▶ Objective: Transcribe the entries exactly; images are not part of the copy.

[Data records]
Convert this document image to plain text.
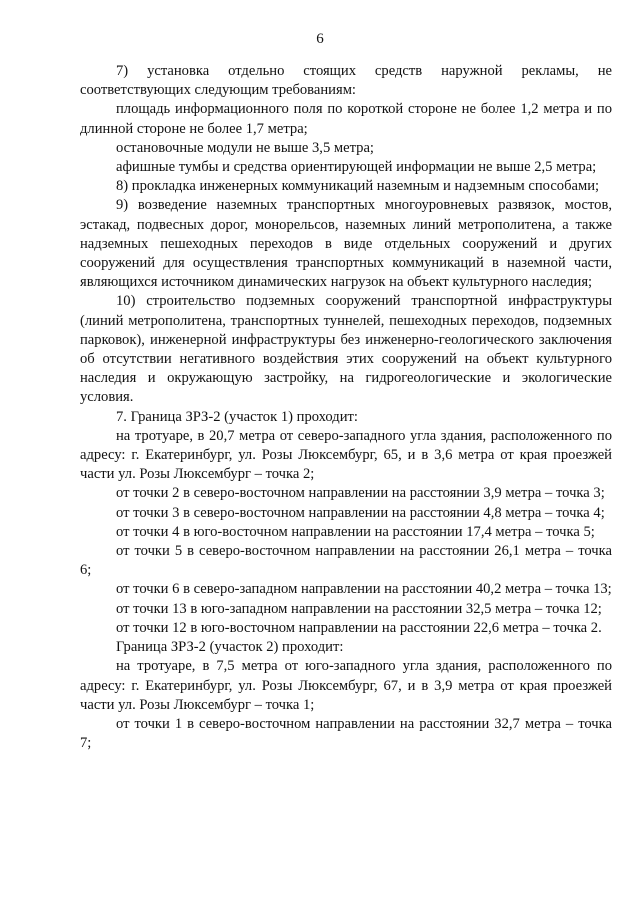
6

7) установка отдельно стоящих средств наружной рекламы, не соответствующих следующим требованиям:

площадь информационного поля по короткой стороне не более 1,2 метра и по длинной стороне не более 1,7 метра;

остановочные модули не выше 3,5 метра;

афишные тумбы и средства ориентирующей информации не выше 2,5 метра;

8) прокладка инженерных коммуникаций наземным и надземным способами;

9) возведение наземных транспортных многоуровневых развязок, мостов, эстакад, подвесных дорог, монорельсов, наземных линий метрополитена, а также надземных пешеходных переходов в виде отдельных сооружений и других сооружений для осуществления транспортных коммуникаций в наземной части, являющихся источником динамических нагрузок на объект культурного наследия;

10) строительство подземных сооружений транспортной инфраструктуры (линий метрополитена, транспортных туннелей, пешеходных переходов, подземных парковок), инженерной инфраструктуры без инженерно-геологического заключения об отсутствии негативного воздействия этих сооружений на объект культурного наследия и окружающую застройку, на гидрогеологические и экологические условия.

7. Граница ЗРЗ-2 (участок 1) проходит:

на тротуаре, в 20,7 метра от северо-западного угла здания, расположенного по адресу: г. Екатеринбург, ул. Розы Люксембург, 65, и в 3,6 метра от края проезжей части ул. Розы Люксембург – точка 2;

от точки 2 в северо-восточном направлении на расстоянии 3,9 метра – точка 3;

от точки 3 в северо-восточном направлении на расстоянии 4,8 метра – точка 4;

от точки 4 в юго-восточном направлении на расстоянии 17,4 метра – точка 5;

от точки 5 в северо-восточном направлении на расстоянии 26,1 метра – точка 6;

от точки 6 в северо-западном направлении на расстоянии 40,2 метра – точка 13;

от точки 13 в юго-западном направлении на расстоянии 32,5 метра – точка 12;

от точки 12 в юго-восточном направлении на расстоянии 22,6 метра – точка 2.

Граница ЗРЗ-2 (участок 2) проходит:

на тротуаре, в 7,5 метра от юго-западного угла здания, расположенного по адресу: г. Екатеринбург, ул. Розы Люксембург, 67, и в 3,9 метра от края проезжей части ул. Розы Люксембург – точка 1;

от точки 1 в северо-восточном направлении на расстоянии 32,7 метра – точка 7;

▶ Exercise solution:
Convert this document image to plain text.
6

7) установка отдельно стоящих средств наружной рекламы, не соответствующих следующим требованиям:

площадь информационного поля по короткой стороне не более 1,2 метра и по длинной стороне не более 1,7 метра;

остановочные модули не выше 3,5 метра;

афишные тумбы и средства ориентирующей информации не выше 2,5 метра;

8) прокладка инженерных коммуникаций наземным и надземным способами;

9) возведение наземных транспортных многоуровневых развязок, мостов, эстакад, подвесных дорог, монорельсов, наземных линий метрополитена, а также надземных пешеходных переходов в виде отдельных сооружений и других сооружений для осуществления транспортных коммуникаций в наземной части, являющихся источником динамических нагрузок на объект культурного наследия;

10) строительство подземных сооружений транспортной инфраструктуры (линий метрополитена, транспортных туннелей, пешеходных переходов, подземных парковок), инженерной инфраструктуры без инженерно-геологического заключения об отсутствии негативного воздействия этих сооружений на объект культурного наследия и окружающую застройку, на гидрогеологические и экологические условия.

7. Граница ЗРЗ-2 (участок 1) проходит:

на тротуаре, в 20,7 метра от северо-западного угла здания, расположенного по адресу: г. Екатеринбург, ул. Розы Люксембург, 65, и в 3,6 метра от края проезжей части ул. Розы Люксембург – точка 2;

от точки 2 в северо-восточном направлении на расстоянии 3,9 метра – точка 3;

от точки 3 в северо-восточном направлении на расстоянии 4,8 метра – точка 4;

от точки 4 в юго-восточном направлении на расстоянии 17,4 метра – точка 5;

от точки 5 в северо-восточном направлении на расстоянии 26,1 метра – точка 6;

от точки 6 в северо-западном направлении на расстоянии 40,2 метра – точка 13;

от точки 13 в юго-западном направлении на расстоянии 32,5 метра – точка 12;

от точки 12 в юго-восточном направлении на расстоянии 22,6 метра – точка 2.

Граница ЗРЗ-2 (участок 2) проходит:

на тротуаре, в 7,5 метра от юго-западного угла здания, расположенного по адресу: г. Екатеринбург, ул. Розы Люксембург, 67, и в 3,9 метра от края проезжей части ул. Розы Люксембург – точка 1;

от точки 1 в северо-восточном направлении на расстоянии 32,7 метра – точка 7;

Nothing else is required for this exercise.